Extrait choisi:
_ _ _ _ _

Le contentieux entre ces deux pays est ancien. On se rappelle la faible ardeur des Ukrainiens à lutter contre l’avancée des troupes allemandes en URSS en 1941, ce qui fera dire à Staline, en mai 1945, lui qui avait déjà puni beaucoup de peuples indisciplinés : « Si j’avais voulu punir réellement, j’aurais dû déporter tout le peuple ukrainien. » Mais ce que la Russie n’a en fait jamais digéré, c’est l’indépendance de l’Ukraine, une première fois après l’installation du pouvoir bolchevique en 1917, une seconde fois après la chute de l’URSS en 1991. Après l’effacement de l’Empire soviétique, on le sait, se mettait en place la CEI (Communauté des Etats indépendants), simple association d’Etats acceptant de se coordonner sur les problèmes les plus importants, nucléaires en particulier. En échange notamment de la restitution de son important arsenal nucléaire (le troisième au monde à l’époque), la Russie accordait une importante aide financière à son voisin et la garantie de respecter son indépendance et ses frontières. Mais au sein de la CEI, l’Ukraine allait manifester très vite sa volonté totale d’indépendance. La Russie en fut fort mécontente, inquiète à l’idée de perdre à la fois la plus grande nation slave, une puissance économique et stratégique. Car l’Ukraine, depuis toujours, nourrit la Russie, sans compter qu’elle dispose de la flotte sur la mer Noire, une flotte stratégique à cet endroit.

Dès le premier mandat de Boris Eltsine, un conflit surgit avec l’Ukraine sur la question des frontières – à propos de Sébastopol, de la Crimée et du sort de la flotte de la mer Noire, mais la guerre est évitée de justesse grâce probablement au traité d’amitié et de coopération signé avec la Russie deux ans auparavant. Un nouveau conflit surgit quelques années plus tard au moment de la création de l’Union économique eurasienne (UEE) voulue par la Russie. Vladimir Poutine estime alors que l’Ukraine doit refuser un accord d’association et de libre-échange avec l’Union européenne (UE) et entrer dans l’UEE (c’est-à-dire dans le giron russe !). Mais celle-ci refuse.

_ _ _ _ _

Données fournies:
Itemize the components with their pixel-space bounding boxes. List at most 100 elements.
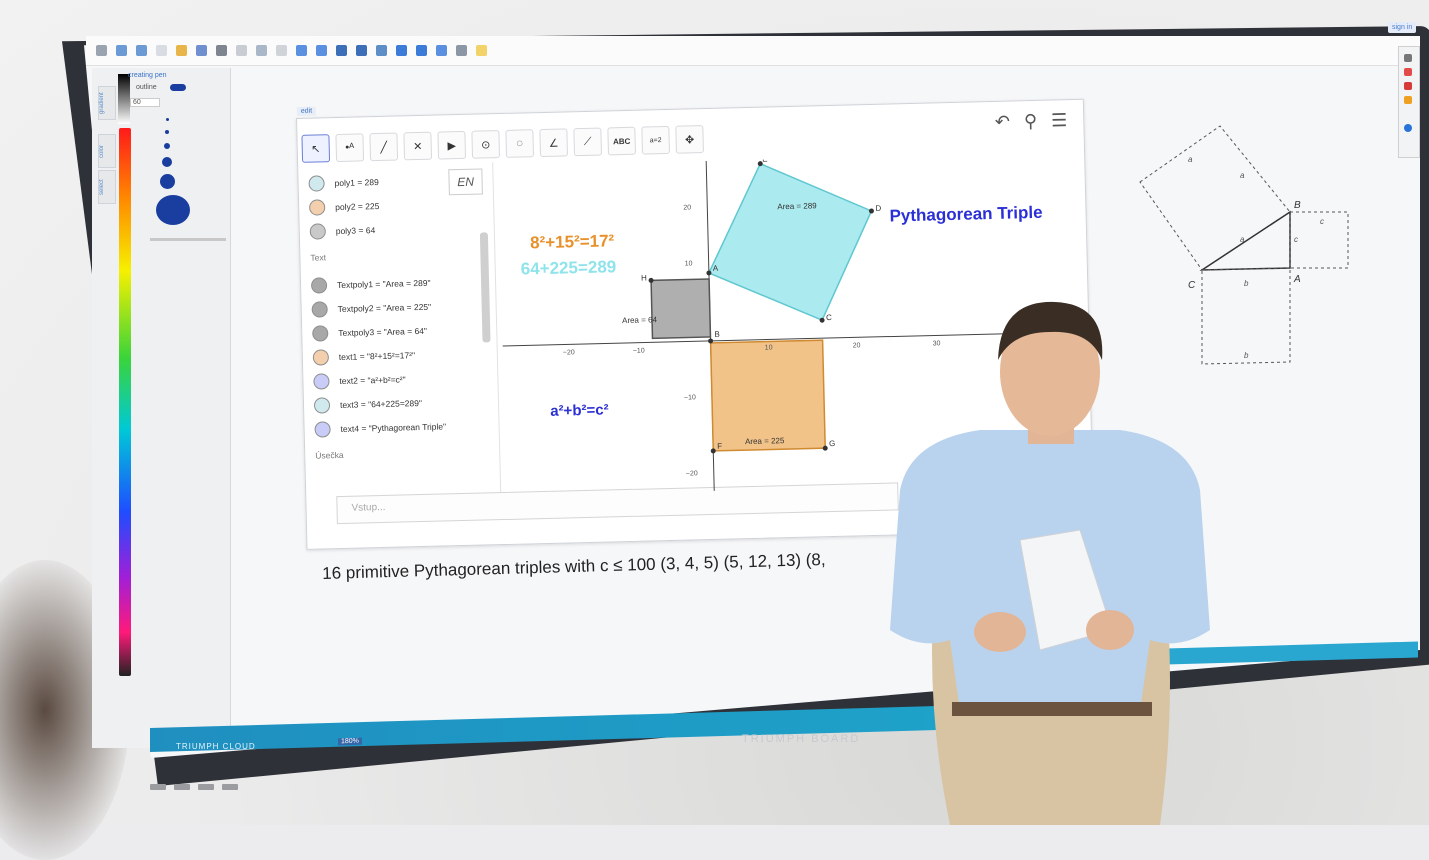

_ _ _ _ _

Consignes:
1 > D'après l'extrait, quel rang mondial occupait alors l'arsenal nucléaire que l'Ukraine devait restituer ?
2 > Reproduisez sans modification la partie de l'extrait qui s'ouvre sur les mots contenant « Dès le premier » et se ferme sur « Mais celle-ci refuse. ».
Les données ne sont pas utiles pour ce travail.

Corrigé:
1 > Le troisième au monde.

2 >
Dès le premier mandat de Boris Eltsine, un conflit surgit avec l’Ukraine sur la question des frontières – à propos de Sébastopol, de la Crimée et du sort de la flotte de la mer Noire, mais la guerre est évitée de justesse grâce probablement au traité d’amitié et de coopération signé avec la Russie deux ans auparavant. Un nouveau conflit surgit quelques années plus tard au moment de la création de l’Union économique eurasienne (UEE) voulue par la Russie. Vladimir Poutine estime alors que l’Ukraine doit refuser un accord d’association et de libre-échange avec l’Union européenne (UE) et entrer dans l’UEE (c’est-à-dire dans le giron russe !). Mais celle-ci refuse.